> Data to use:
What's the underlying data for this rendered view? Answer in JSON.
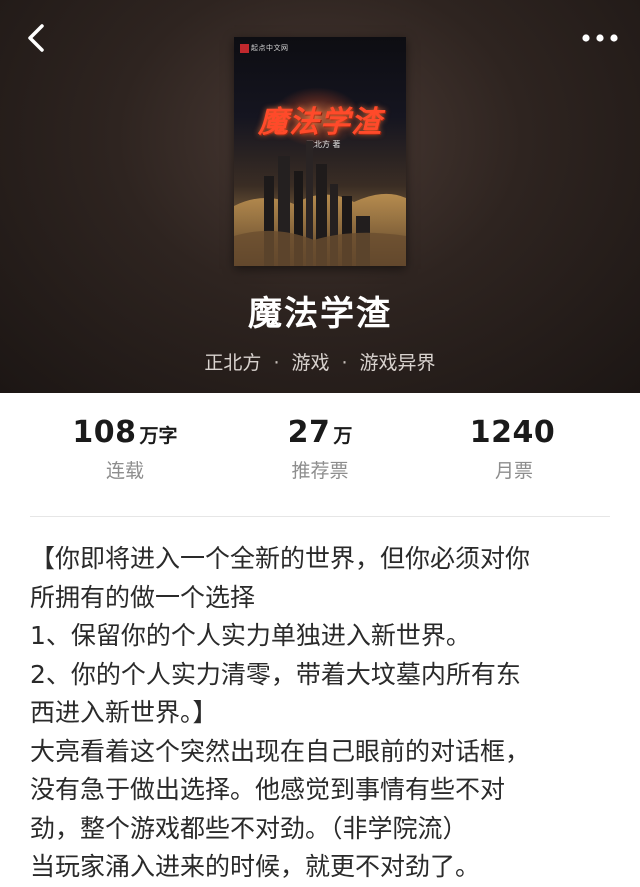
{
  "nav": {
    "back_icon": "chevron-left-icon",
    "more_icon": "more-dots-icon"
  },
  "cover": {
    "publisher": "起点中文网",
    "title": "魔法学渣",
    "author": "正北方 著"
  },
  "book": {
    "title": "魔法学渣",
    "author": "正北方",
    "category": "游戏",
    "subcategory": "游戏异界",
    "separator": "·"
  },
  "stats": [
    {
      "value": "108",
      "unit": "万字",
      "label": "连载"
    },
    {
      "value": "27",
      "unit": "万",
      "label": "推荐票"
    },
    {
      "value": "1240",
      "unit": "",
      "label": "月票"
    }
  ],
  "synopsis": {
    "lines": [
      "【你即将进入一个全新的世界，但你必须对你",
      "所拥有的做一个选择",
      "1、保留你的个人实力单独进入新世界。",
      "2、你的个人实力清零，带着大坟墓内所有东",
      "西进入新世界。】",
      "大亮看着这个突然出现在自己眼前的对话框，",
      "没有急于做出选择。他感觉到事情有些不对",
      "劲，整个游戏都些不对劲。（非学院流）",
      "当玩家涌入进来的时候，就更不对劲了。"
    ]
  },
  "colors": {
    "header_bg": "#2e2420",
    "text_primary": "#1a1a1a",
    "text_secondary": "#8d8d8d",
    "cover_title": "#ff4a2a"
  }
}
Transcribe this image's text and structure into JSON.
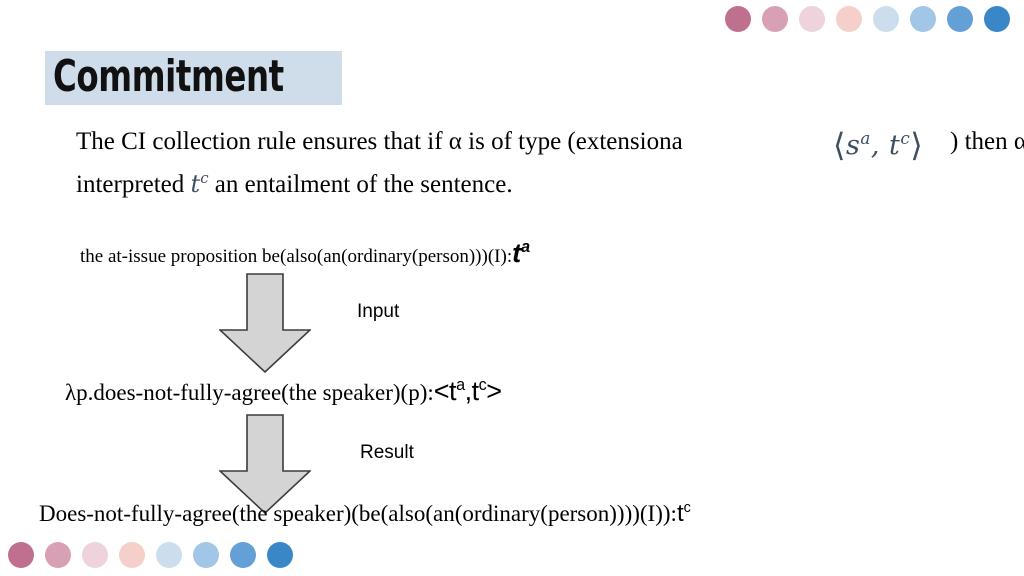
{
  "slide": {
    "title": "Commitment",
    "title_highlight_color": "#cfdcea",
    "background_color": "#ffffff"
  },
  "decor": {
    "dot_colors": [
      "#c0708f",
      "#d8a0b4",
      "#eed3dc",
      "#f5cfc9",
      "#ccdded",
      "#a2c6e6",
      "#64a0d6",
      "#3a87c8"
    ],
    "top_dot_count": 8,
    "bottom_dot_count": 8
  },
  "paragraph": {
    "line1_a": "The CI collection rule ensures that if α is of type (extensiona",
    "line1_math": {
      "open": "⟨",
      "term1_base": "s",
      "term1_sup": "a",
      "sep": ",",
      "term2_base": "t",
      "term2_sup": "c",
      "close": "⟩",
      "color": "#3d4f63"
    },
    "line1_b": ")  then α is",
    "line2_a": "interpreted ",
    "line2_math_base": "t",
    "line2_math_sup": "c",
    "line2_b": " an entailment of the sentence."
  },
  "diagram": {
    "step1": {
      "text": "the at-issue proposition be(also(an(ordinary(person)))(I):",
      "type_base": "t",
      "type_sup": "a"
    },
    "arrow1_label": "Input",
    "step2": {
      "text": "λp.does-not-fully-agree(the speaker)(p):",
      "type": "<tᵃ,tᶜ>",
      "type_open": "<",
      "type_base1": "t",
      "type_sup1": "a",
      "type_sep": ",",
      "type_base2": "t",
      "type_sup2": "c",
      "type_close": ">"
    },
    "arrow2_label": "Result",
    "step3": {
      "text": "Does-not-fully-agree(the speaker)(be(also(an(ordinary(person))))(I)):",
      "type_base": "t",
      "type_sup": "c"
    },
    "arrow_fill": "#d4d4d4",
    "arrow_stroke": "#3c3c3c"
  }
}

> Exercise objective:
Identify and list each line with the word "speaker".

> Final result:
      "text": "λp.does-not-fully-agree(the speaker)(p):",
      "text": "Does-not-fully-agree(the speaker)(be(also(an(ordinary(person))))(I)):",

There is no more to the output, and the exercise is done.